:: PROMPT ::
Go through the data below. Pull out every line that has the word "this".

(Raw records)
──────
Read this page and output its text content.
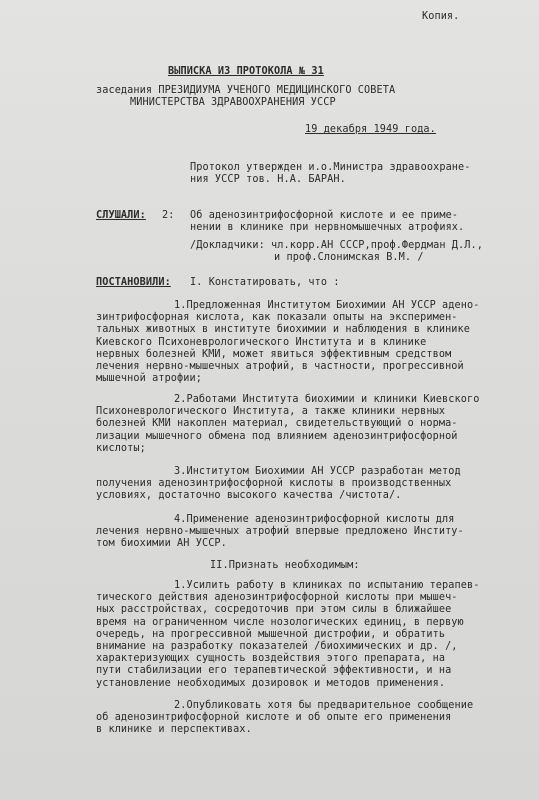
Копия.
ВЫПИСКА ИЗ ПРОТОКОЛА № 31
заседания ПРЕЗИДИУМА УЧЕНОГО МЕДИЦИНСКОГО СОВЕТА
МИНИСТЕРСТВА ЗДРАВООХРАНЕНИЯ УССР
19 декабря 1949 года.
Протокол утвержден и.о.Министра здравоохране-
ния УССР тов. Н.А. БАРАН.
СЛУШАЛИ: 2: Об аденозинтрифосфорной кислоте и ее приме-
нении в клинике при нервномышечных атрофиях.
/Докладчики: чл.корр.АН СССР,проф.Фердман Д.Л.,
и проф.Слонимская В.М. /
ПОСТАНОВИЛИ: I. Констатировать, что :
1.Предложенная Институтом Биохимии АН УССР адено-
зинтрифосфорная кислота, как показали опыты на эксперимен-
тальных животных в институте биохимии и наблюдения в клинике
Киевского Психоневрологического Института и в клинике
нервных болезней КМИ, может явиться эффективным средством
лечения нервно-мышечных атрофий, в частности, прогрессивной
мышечной атрофии;
2.Работами Института биохимии и клиники Киевского
Психоневрологического Института, а также клиники нервных
болезней КМИ накоплен материал, свидетельствующий о норма-
лизации мышечного обмена под влиянием аденозинтрифосфорной
кислоты;
3.Институтом Биохимии АН УССР разработан метод
получения аденозинтрифосфорной кислоты в производственных
условиях, достаточно высокого качества /чистота/.
4.Применение аденозинтрифосфорной кислоты для
лечения нервно-мышечных атрофий впервые предложено Институ-
том биохимии АН УССР.
II.Признать необходимым:
1.Усилить работу в клиниках по испытанию терапев-
тического действия аденозинтрифосфорной кислоты при мышеч-
ных расстройствах, сосредоточив при этом силы в ближайшее
время на ограниченном числе нозологических единиц, в первую
очередь, на прогрессивной мышечной дистрофии, и обратить
внимание на разработку показателей /биохимических и др. /,
характеризующих сущность воздействия этого препарата, на
пути стабилизации его терапевтической эффективности, и на
установление необходимых дозировок и методов применения.
2.Опубликовать хотя бы предварительное сообщение
об аденозинтрифосфорной кислоте и об опыте его применения
в клинике и перспективах.
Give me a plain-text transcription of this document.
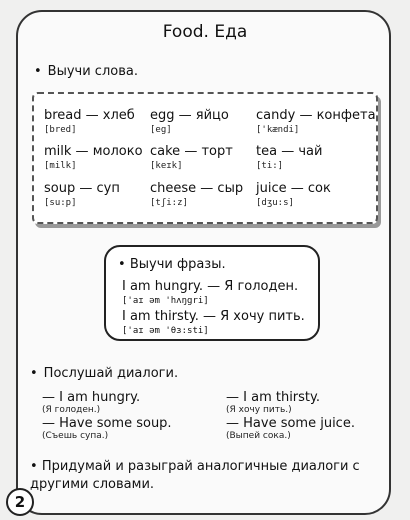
Food. Еда
• Выучи слова.
bread — хлеб
[bred]
egg — яйцо
[eg]
candy — конфета
['kændi]
milk — молоко
[milk]
cake — торт
[keɪk]
tea — чай
[ti:]
soup — суп
[su:p]
cheese — сыр
[tʃi:z]
juice — сок
[dʒu:s]
• Выучи фразы.
I am hungry. — Я голоден.
['aɪ əm 'hʌŋgri]
I am thirsty. — Я хочу пить.
['aɪ əm 'θɜ:sti]
• Послушай диалоги.
— I am hungry.
(Я голоден.)
— Have some soup.
(Съешь супа.)
— I am thirsty.
(Я хочу пить.)
— Have some juice.
(Выпей сока.)
• Придумай и разыграй аналогичные диалоги с другими словами.
2
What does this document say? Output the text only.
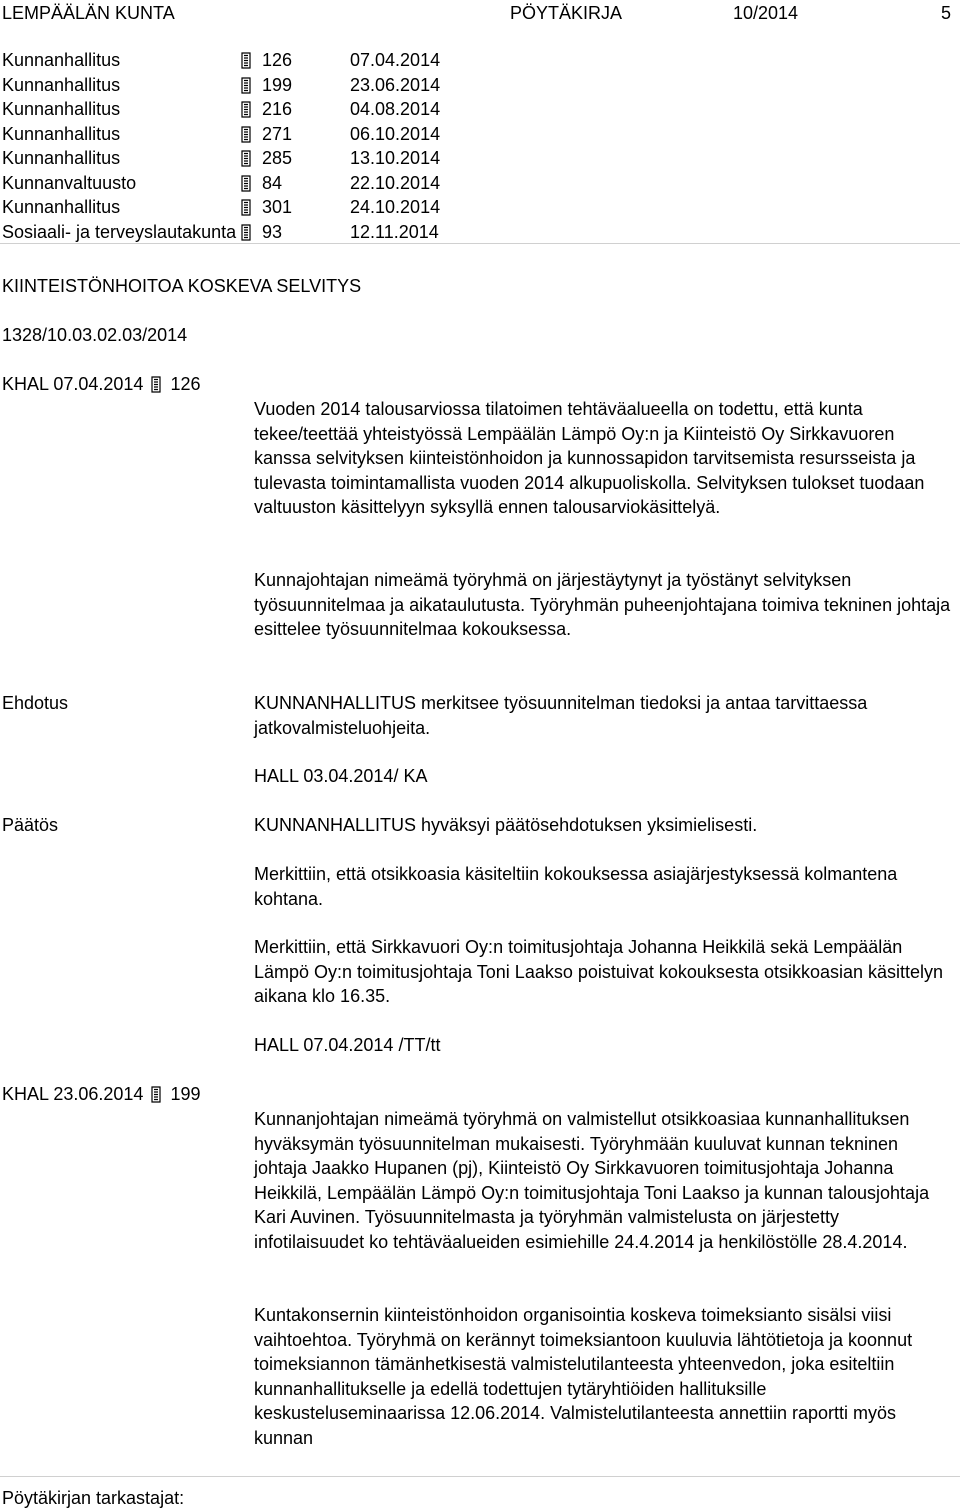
LEMPÄÄLÄN KUNTA	PÖYTÄKIRJA	10/2014	5
Kunnanhallitus	126	07.04.2014
Kunnanhallitus	199	23.06.2014
Kunnanhallitus	216	04.08.2014
Kunnanhallitus	271	06.10.2014
Kunnanhallitus	285	13.10.2014
Kunnanvaltuusto	84	22.10.2014
Kunnanhallitus	301	24.10.2014
Sosiaali- ja terveyslautakunta 93	12.11.2014
KIINTEISTÖNHOITOA KOSKEVA SELVITYS
1328/10.03.02.03/2014
KHAL 07.04.2014 126

Vuoden 2014 talousarviossa tilatoimen tehtäväalueella on todettu, että kunta tekee/teettää yhteistyössä Lempäälän Lämpö Oy:n ja Kiinteistö Oy Sirkkavuoren kanssa selvityksen kiinteistönhoidon ja kunnossapidon tarvitsemista resursseista ja tulevasta toimintamallista vuoden 2014 alkupuoliskolla. Selvityksen tulokset tuodaan valtuuston käsittelyyn syksyllä ennen talousarviokäsittelyä.

Kunnajohtajan nimeämä työryhmä on järjestäytynyt ja työstänyt selvityksen työsuunnitelmaa ja aikataulutusta. Työryhmän puheenjohtajana toimiva tekninen johtaja esittelee työsuunnitelmaa kokouksessa.

Ehdotus	KUNNANHALLITUS merkitsee työsuunnitelman tiedoksi ja antaa tarvittaessa jatkovalmisteluohjeita.

HALL 03.04.2014/ KA

Päätös	KUNNANHALLITUS hyväksyi päätösehdotuksen yksimielisesti.

Merkittiin, että otsikkoasia käsiteltiin kokouksessa asiajärjestyksessä kolmantena kohtana.

Merkittiin, että Sirkkavuori Oy:n toimitusjohtaja Johanna Heikkilä sekä Lempäälän Lämpö Oy:n toimitusjohtaja Toni Laakso poistuivat kokouksesta otsikkoasian käsittelyn aikana klo 16.35.

HALL 07.04.2014 /TT/tt

KHAL 23.06.2014 199

Kunnanjohtajan nimeämä työryhmä on valmistellut otsikkoasiaa kunnanhallituksen hyväksymän työsuunnitelman mukaisesti. Työryhmään kuuluvat kunnan tekninen johtaja Jaakko Hupanen (pj), Kiinteistö Oy Sirkkavuoren toimitusjohtaja Johanna Heikkilä, Lempäälän Lämpö Oy:n toimitusjohtaja Toni Laakso ja kunnan talousjohtaja Kari Auvinen. Työsuunnitelmasta ja työryhmän valmistelusta on järjestetty infotilaisuudet ko tehtäväalueiden esimiehille 24.4.2014 ja henkilöstölle 28.4.2014.

Kuntakonsernin kiinteistönhoidon organisointia koskeva toimeksianto sisälsi viisi vaihtoehtoa. Työryhmä on kerännyt toimeksiantoon kuuluvia lähtötietoja ja koonnut toimeksiannon tämänhetkisestä valmistelutilanteesta yhteenvedon, joka esiteltiin kunnanhallitukselle ja edellä todettujen tytäryhtiöiden hallituksille keskusteluseminaarissa 12.06.2014. Valmistelutilanteesta annettiin raportti myös kunnan

Pöytäkirjan tarkastajat:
──────
:: TASK RESULT ::
Read this page and output its text content.
Give me a plain-text transcription of this document.
What does this document say? Output the text only.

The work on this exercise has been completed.